▶ **SET TASK**
Pull out every line below that contains the word "this".

-- Start --

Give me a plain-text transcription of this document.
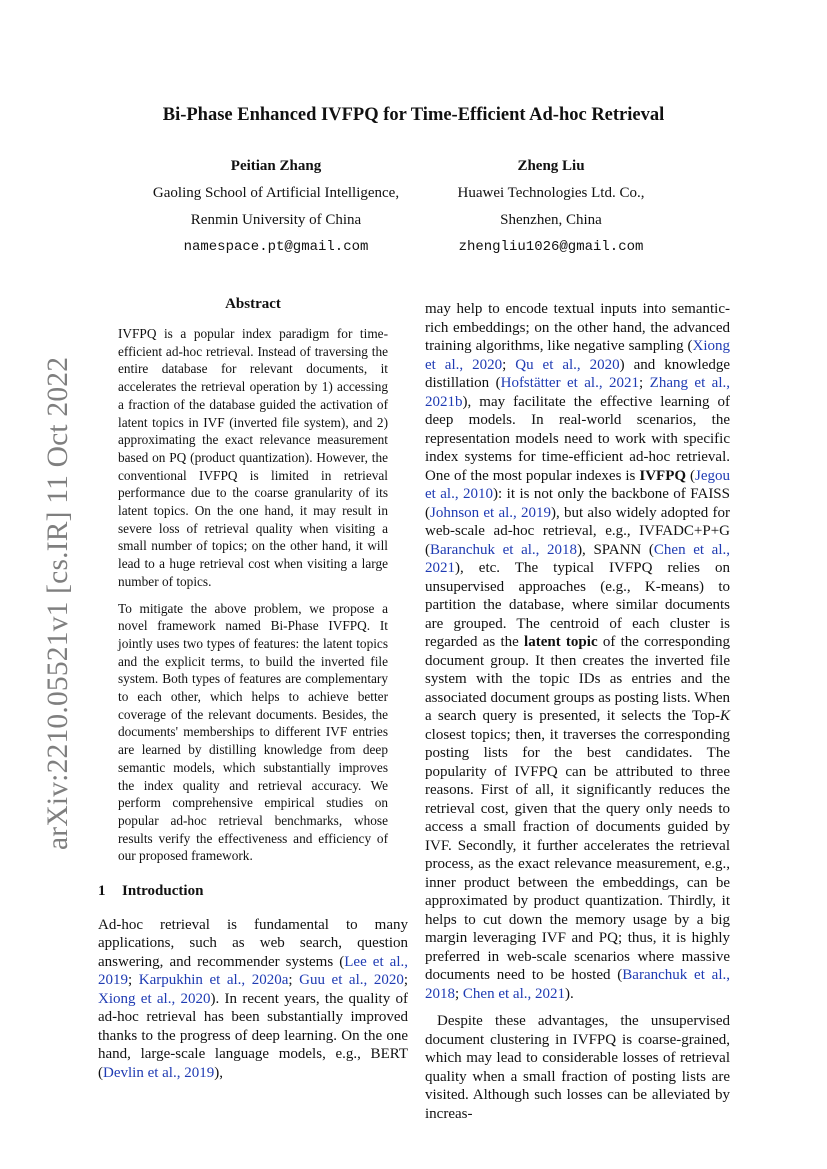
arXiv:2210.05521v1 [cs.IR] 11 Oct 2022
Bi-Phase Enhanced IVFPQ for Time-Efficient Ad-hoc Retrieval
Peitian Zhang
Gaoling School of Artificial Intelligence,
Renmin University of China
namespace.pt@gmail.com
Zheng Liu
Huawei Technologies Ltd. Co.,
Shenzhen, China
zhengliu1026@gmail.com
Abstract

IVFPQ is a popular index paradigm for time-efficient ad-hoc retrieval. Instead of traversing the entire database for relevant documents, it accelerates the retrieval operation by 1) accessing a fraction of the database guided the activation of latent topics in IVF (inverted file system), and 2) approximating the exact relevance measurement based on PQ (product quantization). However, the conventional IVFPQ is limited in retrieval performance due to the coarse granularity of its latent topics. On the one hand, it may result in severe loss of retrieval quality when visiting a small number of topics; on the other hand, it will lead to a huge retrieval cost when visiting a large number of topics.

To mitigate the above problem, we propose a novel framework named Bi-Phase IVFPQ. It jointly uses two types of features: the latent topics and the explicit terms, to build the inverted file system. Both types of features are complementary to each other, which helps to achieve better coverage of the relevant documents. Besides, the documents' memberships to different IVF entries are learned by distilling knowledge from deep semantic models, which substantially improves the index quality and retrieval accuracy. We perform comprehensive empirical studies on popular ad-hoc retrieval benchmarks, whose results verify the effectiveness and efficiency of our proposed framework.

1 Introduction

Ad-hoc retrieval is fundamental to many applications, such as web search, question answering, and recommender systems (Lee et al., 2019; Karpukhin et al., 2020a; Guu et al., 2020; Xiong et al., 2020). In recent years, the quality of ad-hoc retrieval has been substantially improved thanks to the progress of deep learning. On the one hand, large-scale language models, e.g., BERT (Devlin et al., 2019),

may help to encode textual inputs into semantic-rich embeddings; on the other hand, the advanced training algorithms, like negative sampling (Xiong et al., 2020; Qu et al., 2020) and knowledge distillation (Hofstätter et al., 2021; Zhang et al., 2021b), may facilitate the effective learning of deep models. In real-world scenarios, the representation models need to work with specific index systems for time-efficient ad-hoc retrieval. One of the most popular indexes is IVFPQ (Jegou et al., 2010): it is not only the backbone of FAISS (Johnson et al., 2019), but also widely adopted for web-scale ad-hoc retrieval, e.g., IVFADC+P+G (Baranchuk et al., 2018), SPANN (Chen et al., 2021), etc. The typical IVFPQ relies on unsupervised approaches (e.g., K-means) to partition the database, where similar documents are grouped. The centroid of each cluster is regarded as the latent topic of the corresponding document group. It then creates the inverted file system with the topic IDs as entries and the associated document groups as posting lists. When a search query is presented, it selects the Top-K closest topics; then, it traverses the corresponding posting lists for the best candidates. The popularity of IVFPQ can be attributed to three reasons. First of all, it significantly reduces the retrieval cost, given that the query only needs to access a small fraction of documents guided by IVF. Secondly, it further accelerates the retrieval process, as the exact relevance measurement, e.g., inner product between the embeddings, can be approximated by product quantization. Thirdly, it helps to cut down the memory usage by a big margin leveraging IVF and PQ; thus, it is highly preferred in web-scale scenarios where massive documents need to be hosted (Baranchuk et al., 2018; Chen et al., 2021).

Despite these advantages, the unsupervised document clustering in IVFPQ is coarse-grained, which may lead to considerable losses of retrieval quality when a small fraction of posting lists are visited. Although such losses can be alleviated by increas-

-- End --
-- Start --

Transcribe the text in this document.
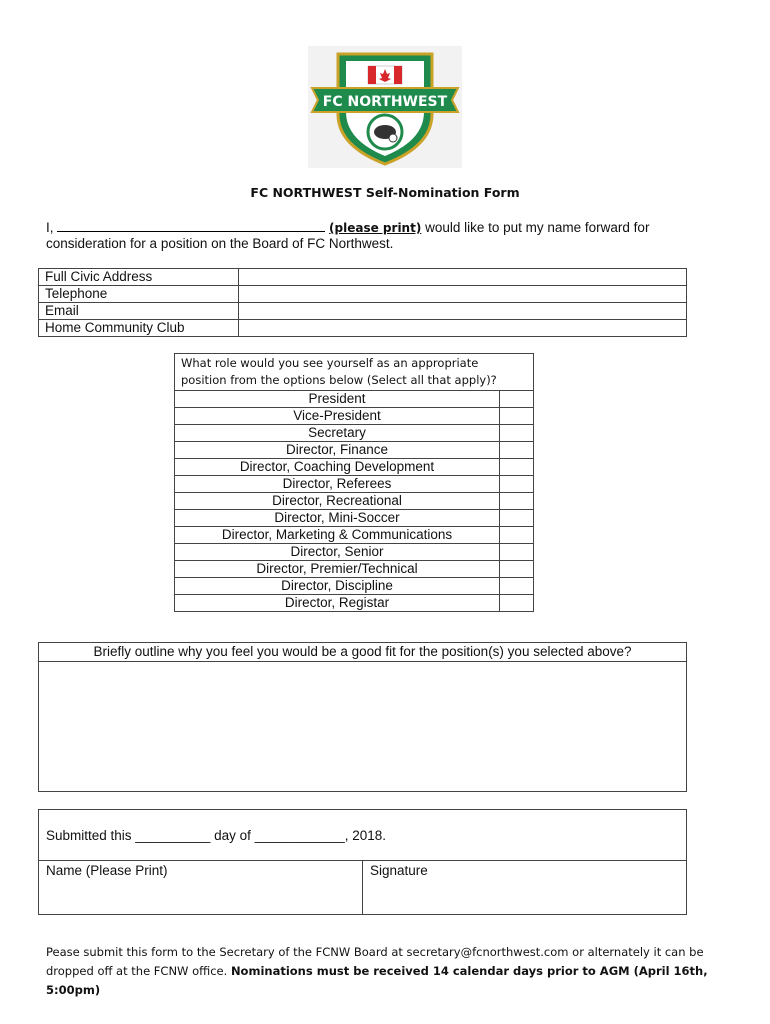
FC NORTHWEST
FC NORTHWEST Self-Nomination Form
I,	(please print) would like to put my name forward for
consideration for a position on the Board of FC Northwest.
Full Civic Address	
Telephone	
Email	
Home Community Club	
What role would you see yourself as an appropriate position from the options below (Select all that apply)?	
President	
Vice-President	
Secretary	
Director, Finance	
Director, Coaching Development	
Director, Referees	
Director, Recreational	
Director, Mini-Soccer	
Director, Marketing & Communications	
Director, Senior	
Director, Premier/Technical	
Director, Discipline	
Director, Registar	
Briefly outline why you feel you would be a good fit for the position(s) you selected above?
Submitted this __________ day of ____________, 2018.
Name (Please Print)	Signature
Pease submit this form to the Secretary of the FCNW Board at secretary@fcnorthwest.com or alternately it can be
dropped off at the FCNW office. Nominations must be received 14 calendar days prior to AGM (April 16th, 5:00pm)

-- End --

▶ **WRITTEN RESPONSE**
Give me a plain-text transcription of this document.
Transcribe the text in this document.
Submitted this __________ day of ____________, 2018.
Pease submit this form to the Secretary of the FCNW Board at secretary@fcnorthwest.com or alternately it can be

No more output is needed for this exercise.